Set task: Copy every record below exactly.

::::::::::

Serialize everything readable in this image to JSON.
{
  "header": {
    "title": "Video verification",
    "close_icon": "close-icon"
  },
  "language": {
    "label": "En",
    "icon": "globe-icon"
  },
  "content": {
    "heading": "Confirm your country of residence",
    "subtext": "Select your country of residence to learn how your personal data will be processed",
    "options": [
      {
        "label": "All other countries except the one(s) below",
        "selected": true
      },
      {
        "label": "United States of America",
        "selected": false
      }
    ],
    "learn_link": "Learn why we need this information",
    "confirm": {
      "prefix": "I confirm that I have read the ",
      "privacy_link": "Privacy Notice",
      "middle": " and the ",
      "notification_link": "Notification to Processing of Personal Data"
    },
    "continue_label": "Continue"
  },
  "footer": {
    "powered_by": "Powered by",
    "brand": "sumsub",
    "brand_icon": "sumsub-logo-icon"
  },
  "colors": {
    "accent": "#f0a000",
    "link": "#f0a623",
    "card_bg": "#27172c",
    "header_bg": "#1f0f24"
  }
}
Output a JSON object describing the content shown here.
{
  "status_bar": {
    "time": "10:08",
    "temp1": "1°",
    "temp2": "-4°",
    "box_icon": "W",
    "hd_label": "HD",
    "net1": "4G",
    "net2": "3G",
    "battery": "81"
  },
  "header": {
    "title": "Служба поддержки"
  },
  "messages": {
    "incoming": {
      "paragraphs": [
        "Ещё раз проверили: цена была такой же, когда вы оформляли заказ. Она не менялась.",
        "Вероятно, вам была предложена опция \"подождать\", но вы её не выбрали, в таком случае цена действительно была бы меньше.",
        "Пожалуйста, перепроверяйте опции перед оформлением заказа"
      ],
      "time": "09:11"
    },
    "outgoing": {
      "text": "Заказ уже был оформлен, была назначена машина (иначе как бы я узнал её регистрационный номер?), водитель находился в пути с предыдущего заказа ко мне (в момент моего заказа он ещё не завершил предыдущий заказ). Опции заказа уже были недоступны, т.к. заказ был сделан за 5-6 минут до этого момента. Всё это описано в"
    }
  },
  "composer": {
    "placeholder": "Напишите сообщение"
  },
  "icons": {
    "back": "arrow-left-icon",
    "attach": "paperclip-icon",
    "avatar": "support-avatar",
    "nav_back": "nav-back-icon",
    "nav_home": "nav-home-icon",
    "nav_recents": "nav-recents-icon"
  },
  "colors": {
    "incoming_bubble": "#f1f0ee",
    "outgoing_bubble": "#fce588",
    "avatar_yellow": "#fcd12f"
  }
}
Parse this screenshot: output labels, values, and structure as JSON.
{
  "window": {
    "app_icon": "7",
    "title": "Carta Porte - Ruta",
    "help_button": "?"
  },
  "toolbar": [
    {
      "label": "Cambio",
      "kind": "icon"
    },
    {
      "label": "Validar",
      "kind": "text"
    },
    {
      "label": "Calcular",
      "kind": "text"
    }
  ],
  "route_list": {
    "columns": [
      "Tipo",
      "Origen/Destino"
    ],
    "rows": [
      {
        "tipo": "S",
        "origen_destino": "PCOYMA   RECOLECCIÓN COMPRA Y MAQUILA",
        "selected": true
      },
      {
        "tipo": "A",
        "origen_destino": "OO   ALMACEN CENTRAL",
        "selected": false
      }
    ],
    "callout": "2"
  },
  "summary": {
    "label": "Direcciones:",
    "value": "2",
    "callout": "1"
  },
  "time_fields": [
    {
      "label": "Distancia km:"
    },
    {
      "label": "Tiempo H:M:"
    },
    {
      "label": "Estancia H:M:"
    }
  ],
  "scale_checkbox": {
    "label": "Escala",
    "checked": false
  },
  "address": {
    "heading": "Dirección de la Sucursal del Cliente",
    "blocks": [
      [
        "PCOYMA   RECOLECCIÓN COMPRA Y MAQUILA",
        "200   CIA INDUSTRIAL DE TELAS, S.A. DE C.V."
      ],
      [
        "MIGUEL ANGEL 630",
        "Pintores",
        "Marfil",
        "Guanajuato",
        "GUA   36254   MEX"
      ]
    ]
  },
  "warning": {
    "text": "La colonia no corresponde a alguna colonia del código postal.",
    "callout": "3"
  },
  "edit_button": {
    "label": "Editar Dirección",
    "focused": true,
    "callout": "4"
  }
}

::::::::::

Worked answer:
Serialize everything readable in this image to JSON.
{
  "header": {
    "title": "Video verification",
    "close_icon": "close-icon"
  },
  "language": {
    "label": "En",
    "icon": "globe-icon"
  },
  "content": {
    "heading": "Confirm your country of residence",
    "subtext": "Select your country of residence to learn how your personal data will be processed",
    "options": [
      {
        "label": "All other countries except the one(s) below",
        "selected": true
      },
      {
        "label": "United States of America",
        "selected": false
      }
    ],
    "learn_link": "Learn why we need this information",
    "confirm": {
      "prefix": "I confirm that I have read the ",
      "privacy_link": "Privacy Notice",
      "middle": " and the ",
      "notification_link": "Notification to Processing of Personal Data"
    },
    "continue_label": "Continue"
  },
  "footer": {
    "powered_by": "Powered by",
    "brand": "sumsub",
    "brand_icon": "sumsub-logo-icon"
  },
  "colors": {
    "accent": "#f0a000",
    "link": "#f0a623",
    "card_bg": "#27172c",
    "header_bg": "#1f0f24"
  }
}
Output a JSON object describing the content shown here.
{
  "status_bar": {
    "time": "10:08",
    "temp1": "1°",
    "temp2": "-4°",
    "box_icon": "W",
    "hd_label": "HD",
    "net1": "4G",
    "net2": "3G",
    "battery": "81"
  },
  "header": {
    "title": "Служба поддержки"
  },
  "messages": {
    "incoming": {
      "paragraphs": [
        "Ещё раз проверили: цена была такой же, когда вы оформляли заказ. Она не менялась.",
        "Вероятно, вам была предложена опция \"подождать\", но вы её не выбрали, в таком случае цена действительно была бы меньше.",
        "Пожалуйста, перепроверяйте опции перед оформлением заказа"
      ],
      "time": "09:11"
    },
    "outgoing": {
      "text": "Заказ уже был оформлен, была назначена машина (иначе как бы я узнал её регистрационный номер?), водитель находился в пути с предыдущего заказа ко мне (в момент моего заказа он ещё не завершил предыдущий заказ). Опции заказа уже были недоступны, т.к. заказ был сделан за 5-6 минут до этого момента. Всё это описано в"
    }
  },
  "composer": {
    "placeholder": "Напишите сообщение"
  },
  "icons": {
    "back": "arrow-left-icon",
    "attach": "paperclip-icon",
    "avatar": "support-avatar",
    "nav_back": "nav-back-icon",
    "nav_home": "nav-home-icon",
    "nav_recents": "nav-recents-icon"
  },
  "colors": {
    "incoming_bubble": "#f1f0ee",
    "outgoing_bubble": "#fce588",
    "avatar_yellow": "#fcd12f"
  }
}
Parse this screenshot: output labels, values, and structure as JSON.
{
  "window": {
    "app_icon": "7",
    "title": "Carta Porte - Ruta",
    "help_button": "?"
  },
  "toolbar": [
    {
      "label": "Cambio",
      "kind": "icon"
    },
    {
      "label": "Validar",
      "kind": "text"
    },
    {
      "label": "Calcular",
      "kind": "text"
    }
  ],
  "route_list": {
    "columns": [
      "Tipo",
      "Origen/Destino"
    ],
    "rows": [
      {
        "tipo": "S",
        "origen_destino": "PCOYMA   RECOLECCIÓN COMPRA Y MAQUILA",
        "selected": true
      },
      {
        "tipo": "A",
        "origen_destino": "OO   ALMACEN CENTRAL",
        "selected": false
      }
    ],
    "callout": "2"
  },
  "summary": {
    "label": "Direcciones:",
    "value": "2",
    "callout": "1"
  },
  "time_fields": [
    {
      "label": "Distancia km:"
    },
    {
      "label": "Tiempo H:M:"
    },
    {
      "label": "Estancia H:M:"
    }
  ],
  "scale_checkbox": {
    "label": "Escala",
    "checked": false
  },
  "address": {
    "heading": "Dirección de la Sucursal del Cliente",
    "blocks": [
      [
        "PCOYMA   RECOLECCIÓN COMPRA Y MAQUILA",
        "200   CIA INDUSTRIAL DE TELAS, S.A. DE C.V."
      ],
      [
        "MIGUEL ANGEL 630",
        "Pintores",
        "Marfil",
        "Guanajuato",
        "GUA   36254   MEX"
      ]
    ]
  },
  "warning": {
    "text": "La colonia no corresponde a alguna colonia del código postal.",
    "callout": "3"
  },
  "edit_button": {
    "label": "Editar Dirección",
    "focused": true,
    "callout": "4"
  }
}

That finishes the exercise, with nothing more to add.